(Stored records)
>> BEGIN

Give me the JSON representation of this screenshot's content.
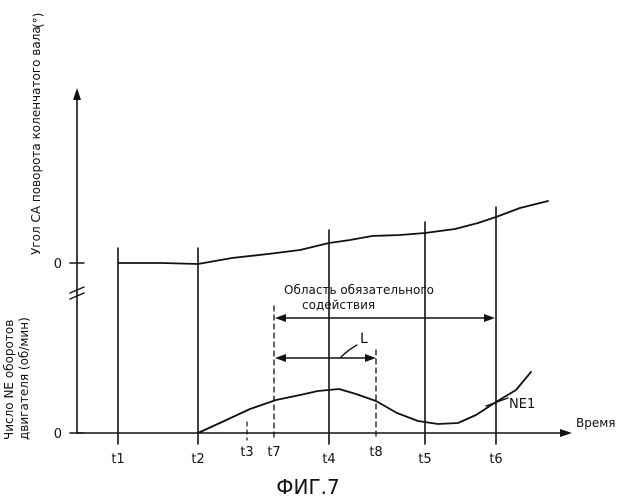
{
  "figure": {
    "caption": "ФИГ.7"
  },
  "axes": {
    "upper_ylabel": "Угол CA поворота коленчатого вала",
    "upper_unit": "(°)",
    "lower_ylabel_line1": "Число NE оборотов",
    "lower_ylabel_line2": "двигателя (об/мин)",
    "xlabel": "Время",
    "upper_zero": "0",
    "lower_zero": "0"
  },
  "time_marks": [
    "t1",
    "t2",
    "t3",
    "t7",
    "t4",
    "t8",
    "t5",
    "t6"
  ],
  "annotations": {
    "region_line1": "Область обязательного",
    "region_line2": "содействия",
    "interval_L": "L",
    "curve_NE1": "NE1"
  }
}
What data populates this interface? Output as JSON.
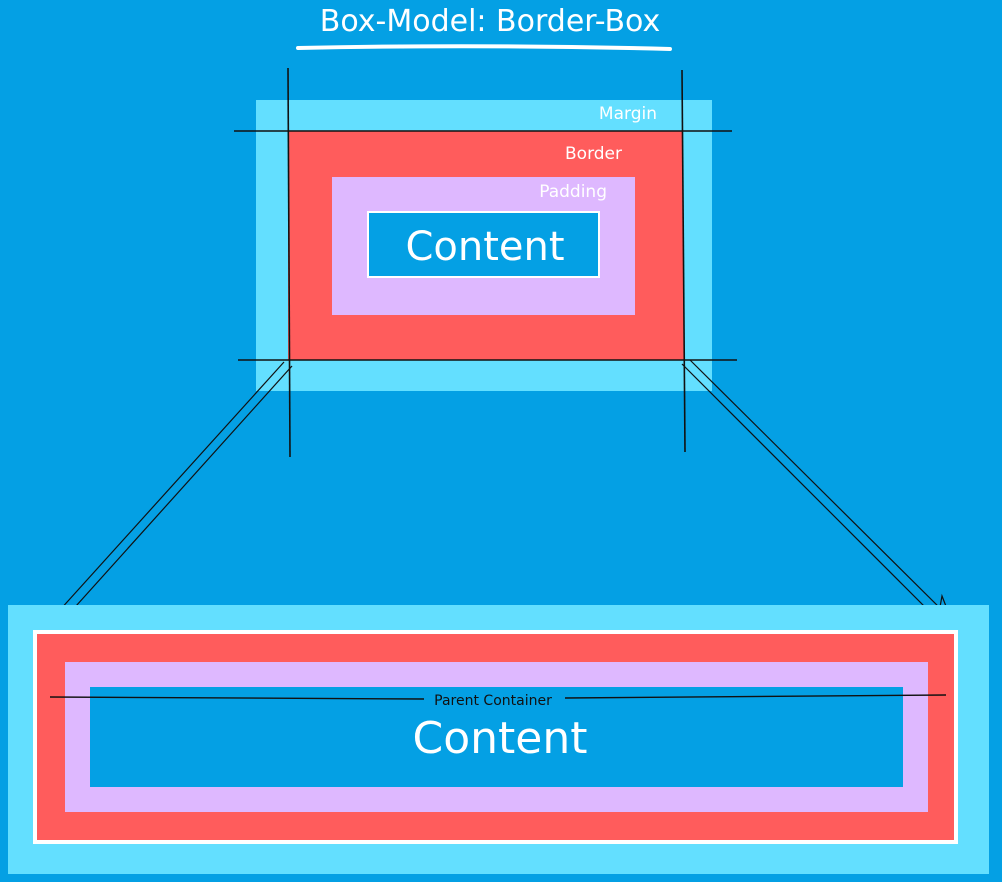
{
  "title": "Box-Model: Border-Box",
  "top_box": {
    "margin_label": "Margin",
    "border_label": "Border",
    "padding_label": "Padding",
    "content_label": "Content"
  },
  "bottom_box": {
    "parent_label": "Parent Container",
    "content_label": "Content"
  },
  "colors": {
    "background": "#04a0e4",
    "margin": "#63dfff",
    "border": "#ff5c5c",
    "padding": "#deb8ff",
    "content": "#04a0e4",
    "line": "#111111",
    "text": "#ffffff"
  }
}
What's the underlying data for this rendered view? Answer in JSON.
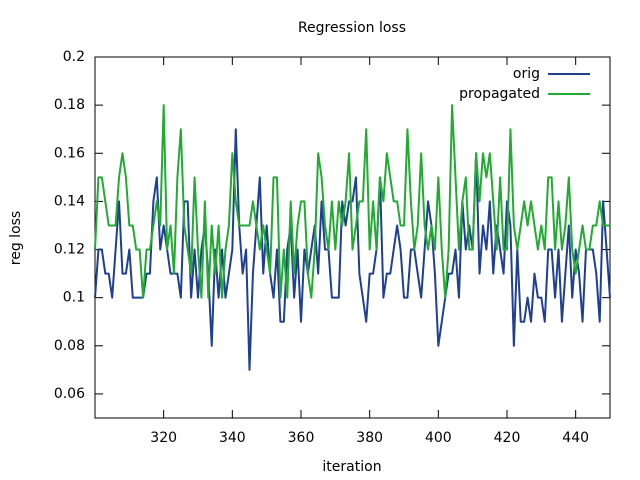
{
  "chart_data": {
    "type": "line",
    "title": "Regression loss",
    "x_label": "iteration",
    "y_label": "reg loss",
    "x": [
      300,
      301,
      302,
      303,
      304,
      305,
      306,
      307,
      308,
      309,
      310,
      311,
      312,
      313,
      314,
      315,
      316,
      317,
      318,
      319,
      320,
      321,
      322,
      323,
      324,
      325,
      326,
      327,
      328,
      329,
      330,
      331,
      332,
      333,
      334,
      335,
      336,
      337,
      338,
      339,
      340,
      341,
      342,
      343,
      344,
      345,
      346,
      347,
      348,
      349,
      350,
      351,
      352,
      353,
      354,
      355,
      356,
      357,
      358,
      359,
      360,
      361,
      362,
      363,
      364,
      365,
      366,
      367,
      368,
      369,
      370,
      371,
      372,
      373,
      374,
      375,
      376,
      377,
      378,
      379,
      380,
      381,
      382,
      383,
      384,
      385,
      386,
      387,
      388,
      389,
      390,
      391,
      392,
      393,
      394,
      395,
      396,
      397,
      398,
      399,
      400,
      401,
      402,
      403,
      404,
      405,
      406,
      407,
      408,
      409,
      410,
      411,
      412,
      413,
      414,
      415,
      416,
      417,
      418,
      419,
      420,
      421,
      422,
      423,
      424,
      425,
      426,
      427,
      428,
      429,
      430,
      431,
      432,
      433,
      434,
      435,
      436,
      437,
      438,
      439,
      440,
      441,
      442,
      443,
      444,
      445,
      446,
      447,
      448,
      449,
      450
    ],
    "series": [
      {
        "name": "orig",
        "color": "#1f3f93",
        "values": [
          0.1,
          0.12,
          0.12,
          0.11,
          0.11,
          0.1,
          0.12,
          0.14,
          0.11,
          0.11,
          0.12,
          0.1,
          0.1,
          0.1,
          0.1,
          0.11,
          0.11,
          0.14,
          0.15,
          0.12,
          0.13,
          0.12,
          0.11,
          0.11,
          0.11,
          0.1,
          0.14,
          0.14,
          0.1,
          0.12,
          0.1,
          0.12,
          0.13,
          0.11,
          0.08,
          0.12,
          0.1,
          0.12,
          0.1,
          0.11,
          0.12,
          0.17,
          0.13,
          0.11,
          0.12,
          0.07,
          0.11,
          0.13,
          0.15,
          0.11,
          0.13,
          0.11,
          0.1,
          0.12,
          0.09,
          0.09,
          0.12,
          0.13,
          0.1,
          0.12,
          0.09,
          0.12,
          0.11,
          0.12,
          0.13,
          0.11,
          0.14,
          0.12,
          0.12,
          0.1,
          0.1,
          0.1,
          0.14,
          0.13,
          0.14,
          0.14,
          0.15,
          0.11,
          0.1,
          0.09,
          0.11,
          0.11,
          0.12,
          0.15,
          0.1,
          0.11,
          0.11,
          0.12,
          0.13,
          0.12,
          0.1,
          0.1,
          0.12,
          0.12,
          0.11,
          0.1,
          0.12,
          0.14,
          0.13,
          0.11,
          0.08,
          0.09,
          0.1,
          0.11,
          0.11,
          0.12,
          0.1,
          0.14,
          0.12,
          0.13,
          0.12,
          0.16,
          0.11,
          0.13,
          0.12,
          0.14,
          0.11,
          0.13,
          0.12,
          0.11,
          0.14,
          0.13,
          0.08,
          0.12,
          0.09,
          0.09,
          0.1,
          0.09,
          0.11,
          0.1,
          0.1,
          0.09,
          0.12,
          0.12,
          0.1,
          0.12,
          0.09,
          0.11,
          0.13,
          0.1,
          0.12,
          0.11,
          0.09,
          0.12,
          0.12,
          0.12,
          0.11,
          0.09,
          0.14,
          0.12,
          0.1
        ]
      },
      {
        "name": "propagated",
        "color": "#22aa33",
        "values": [
          0.12,
          0.15,
          0.15,
          0.14,
          0.13,
          0.13,
          0.13,
          0.15,
          0.16,
          0.15,
          0.13,
          0.13,
          0.12,
          0.12,
          0.1,
          0.12,
          0.12,
          0.13,
          0.14,
          0.13,
          0.18,
          0.12,
          0.13,
          0.11,
          0.15,
          0.17,
          0.13,
          0.12,
          0.11,
          0.15,
          0.12,
          0.1,
          0.14,
          0.1,
          0.13,
          0.11,
          0.13,
          0.1,
          0.12,
          0.13,
          0.16,
          0.14,
          0.13,
          0.13,
          0.13,
          0.13,
          0.14,
          0.13,
          0.12,
          0.13,
          0.12,
          0.11,
          0.15,
          0.15,
          0.1,
          0.12,
          0.1,
          0.14,
          0.11,
          0.13,
          0.14,
          0.14,
          0.11,
          0.1,
          0.12,
          0.16,
          0.15,
          0.13,
          0.12,
          0.14,
          0.12,
          0.14,
          0.13,
          0.14,
          0.16,
          0.12,
          0.13,
          0.14,
          0.14,
          0.17,
          0.12,
          0.14,
          0.12,
          0.15,
          0.14,
          0.16,
          0.15,
          0.14,
          0.14,
          0.13,
          0.13,
          0.17,
          0.14,
          0.12,
          0.13,
          0.16,
          0.13,
          0.12,
          0.13,
          0.12,
          0.15,
          0.12,
          0.1,
          0.12,
          0.18,
          0.15,
          0.12,
          0.14,
          0.15,
          0.12,
          0.12,
          0.16,
          0.14,
          0.16,
          0.15,
          0.16,
          0.14,
          0.12,
          0.15,
          0.12,
          0.12,
          0.17,
          0.13,
          0.12,
          0.13,
          0.14,
          0.13,
          0.14,
          0.13,
          0.12,
          0.13,
          0.12,
          0.15,
          0.15,
          0.12,
          0.14,
          0.12,
          0.13,
          0.15,
          0.12,
          0.11,
          0.12,
          0.13,
          0.12,
          0.12,
          0.13,
          0.13,
          0.14,
          0.13,
          0.13,
          0.13
        ]
      }
    ],
    "xlim": [
      300,
      450
    ],
    "xticks": [
      320,
      340,
      360,
      380,
      400,
      420,
      440
    ],
    "ylim": [
      0.05,
      0.2
    ],
    "yticks": [
      0.06,
      0.08,
      0.1,
      0.12,
      0.14,
      0.16,
      0.18,
      0.2
    ],
    "grid": false,
    "legend_position": "top-right"
  }
}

>> END

[Aim of the exercise] With the pictures left out, transcribe the material exactly.

[Solution for this problem]
Give me the JSON representation of this screenshot's content.
{
  "figure": {
    "caption": "ФИГ.7"
  },
  "axes": {
    "upper_ylabel": "Угол CA поворота коленчатого вала",
    "upper_unit": "(°)",
    "lower_ylabel_line1": "Число NE оборотов",
    "lower_ylabel_line2": "двигателя (об/мин)",
    "xlabel": "Время",
    "upper_zero": "0",
    "lower_zero": "0"
  },
  "time_marks": [
    "t1",
    "t2",
    "t3",
    "t7",
    "t4",
    "t8",
    "t5",
    "t6"
  ],
  "annotations": {
    "region_line1": "Область обязательного",
    "region_line2": "содействия",
    "interval_L": "L",
    "curve_NE1": "NE1"
  }
}
What data populates this interface? Output as JSON.
{
  "title": "Box-Model: Border-Box",
  "top_box": {
    "margin_label": "Margin",
    "border_label": "Border",
    "padding_label": "Padding",
    "content_label": "Content"
  },
  "bottom_box": {
    "parent_label": "Parent Container",
    "content_label": "Content"
  },
  "colors": {
    "background": "#04a0e4",
    "margin": "#63dfff",
    "border": "#ff5c5c",
    "padding": "#deb8ff",
    "content": "#04a0e4",
    "line": "#111111",
    "text": "#ffffff"
  }
}
What's the underlying data for this rendered view? Answer in JSON.
{
  "chart_data": {
    "type": "line",
    "title": "Regression loss",
    "x_label": "iteration",
    "y_label": "reg loss",
    "x": [
      300,
      301,
      302,
      303,
      304,
      305,
      306,
      307,
      308,
      309,
      310,
      311,
      312,
      313,
      314,
      315,
      316,
      317,
      318,
      319,
      320,
      321,
      322,
      323,
      324,
      325,
      326,
      327,
      328,
      329,
      330,
      331,
      332,
      333,
      334,
      335,
      336,
      337,
      338,
      339,
      340,
      341,
      342,
      343,
      344,
      345,
      346,
      347,
      348,
      349,
      350,
      351,
      352,
      353,
      354,
      355,
      356,
      357,
      358,
      359,
      360,
      361,
      362,
      363,
      364,
      365,
      366,
      367,
      368,
      369,
      370,
      371,
      372,
      373,
      374,
      375,
      376,
      377,
      378,
      379,
      380,
      381,
      382,
      383,
      384,
      385,
      386,
      387,
      388,
      389,
      390,
      391,
      392,
      393,
      394,
      395,
      396,
      397,
      398,
      399,
      400,
      401,
      402,
      403,
      404,
      405,
      406,
      407,
      408,
      409,
      410,
      411,
      412,
      413,
      414,
      415,
      416,
      417,
      418,
      419,
      420,
      421,
      422,
      423,
      424,
      425,
      426,
      427,
      428,
      429,
      430,
      431,
      432,
      433,
      434,
      435,
      436,
      437,
      438,
      439,
      440,
      441,
      442,
      443,
      444,
      445,
      446,
      447,
      448,
      449,
      450
    ],
    "series": [
      {
        "name": "orig",
        "color": "#1f3f93",
        "values": [
          0.1,
          0.12,
          0.12,
          0.11,
          0.11,
          0.1,
          0.12,
          0.14,
          0.11,
          0.11,
          0.12,
          0.1,
          0.1,
          0.1,
          0.1,
          0.11,
          0.11,
          0.14,
          0.15,
          0.12,
          0.13,
          0.12,
          0.11,
          0.11,
          0.11,
          0.1,
          0.14,
          0.14,
          0.1,
          0.12,
          0.1,
          0.12,
          0.13,
          0.11,
          0.08,
          0.12,
          0.1,
          0.12,
          0.1,
          0.11,
          0.12,
          0.17,
          0.13,
          0.11,
          0.12,
          0.07,
          0.11,
          0.13,
          0.15,
          0.11,
          0.13,
          0.11,
          0.1,
          0.12,
          0.09,
          0.09,
          0.12,
          0.13,
          0.1,
          0.12,
          0.09,
          0.12,
          0.11,
          0.12,
          0.13,
          0.11,
          0.14,
          0.12,
          0.12,
          0.1,
          0.1,
          0.1,
          0.14,
          0.13,
          0.14,
          0.14,
          0.15,
          0.11,
          0.1,
          0.09,
          0.11,
          0.11,
          0.12,
          0.15,
          0.1,
          0.11,
          0.11,
          0.12,
          0.13,
          0.12,
          0.1,
          0.1,
          0.12,
          0.12,
          0.11,
          0.1,
          0.12,
          0.14,
          0.13,
          0.11,
          0.08,
          0.09,
          0.1,
          0.11,
          0.11,
          0.12,
          0.1,
          0.14,
          0.12,
          0.13,
          0.12,
          0.16,
          0.11,
          0.13,
          0.12,
          0.14,
          0.11,
          0.13,
          0.12,
          0.11,
          0.14,
          0.13,
          0.08,
          0.12,
          0.09,
          0.09,
          0.1,
          0.09,
          0.11,
          0.1,
          0.1,
          0.09,
          0.12,
          0.12,
          0.1,
          0.12,
          0.09,
          0.11,
          0.13,
          0.1,
          0.12,
          0.11,
          0.09,
          0.12,
          0.12,
          0.12,
          0.11,
          0.09,
          0.14,
          0.12,
          0.1
        ]
      },
      {
        "name": "propagated",
        "color": "#22aa33",
        "values": [
          0.12,
          0.15,
          0.15,
          0.14,
          0.13,
          0.13,
          0.13,
          0.15,
          0.16,
          0.15,
          0.13,
          0.13,
          0.12,
          0.12,
          0.1,
          0.12,
          0.12,
          0.13,
          0.14,
          0.13,
          0.18,
          0.12,
          0.13,
          0.11,
          0.15,
          0.17,
          0.13,
          0.12,
          0.11,
          0.15,
          0.12,
          0.1,
          0.14,
          0.1,
          0.13,
          0.11,
          0.13,
          0.1,
          0.12,
          0.13,
          0.16,
          0.14,
          0.13,
          0.13,
          0.13,
          0.13,
          0.14,
          0.13,
          0.12,
          0.13,
          0.12,
          0.11,
          0.15,
          0.15,
          0.1,
          0.12,
          0.1,
          0.14,
          0.11,
          0.13,
          0.14,
          0.14,
          0.11,
          0.1,
          0.12,
          0.16,
          0.15,
          0.13,
          0.12,
          0.14,
          0.12,
          0.14,
          0.13,
          0.14,
          0.16,
          0.12,
          0.13,
          0.14,
          0.14,
          0.17,
          0.12,
          0.14,
          0.12,
          0.15,
          0.14,
          0.16,
          0.15,
          0.14,
          0.14,
          0.13,
          0.13,
          0.17,
          0.14,
          0.12,
          0.13,
          0.16,
          0.13,
          0.12,
          0.13,
          0.12,
          0.15,
          0.12,
          0.1,
          0.12,
          0.18,
          0.15,
          0.12,
          0.14,
          0.15,
          0.12,
          0.12,
          0.16,
          0.14,
          0.16,
          0.15,
          0.16,
          0.14,
          0.12,
          0.15,
          0.12,
          0.12,
          0.17,
          0.13,
          0.12,
          0.13,
          0.14,
          0.13,
          0.14,
          0.13,
          0.12,
          0.13,
          0.12,
          0.15,
          0.15,
          0.12,
          0.14,
          0.12,
          0.13,
          0.15,
          0.12,
          0.11,
          0.12,
          0.13,
          0.12,
          0.12,
          0.13,
          0.13,
          0.14,
          0.13,
          0.13,
          0.13
        ]
      }
    ],
    "xlim": [
      300,
      450
    ],
    "xticks": [
      320,
      340,
      360,
      380,
      400,
      420,
      440
    ],
    "ylim": [
      0.05,
      0.2
    ],
    "yticks": [
      0.06,
      0.08,
      0.1,
      0.12,
      0.14,
      0.16,
      0.18,
      0.2
    ],
    "grid": false,
    "legend_position": "top-right"
  }
}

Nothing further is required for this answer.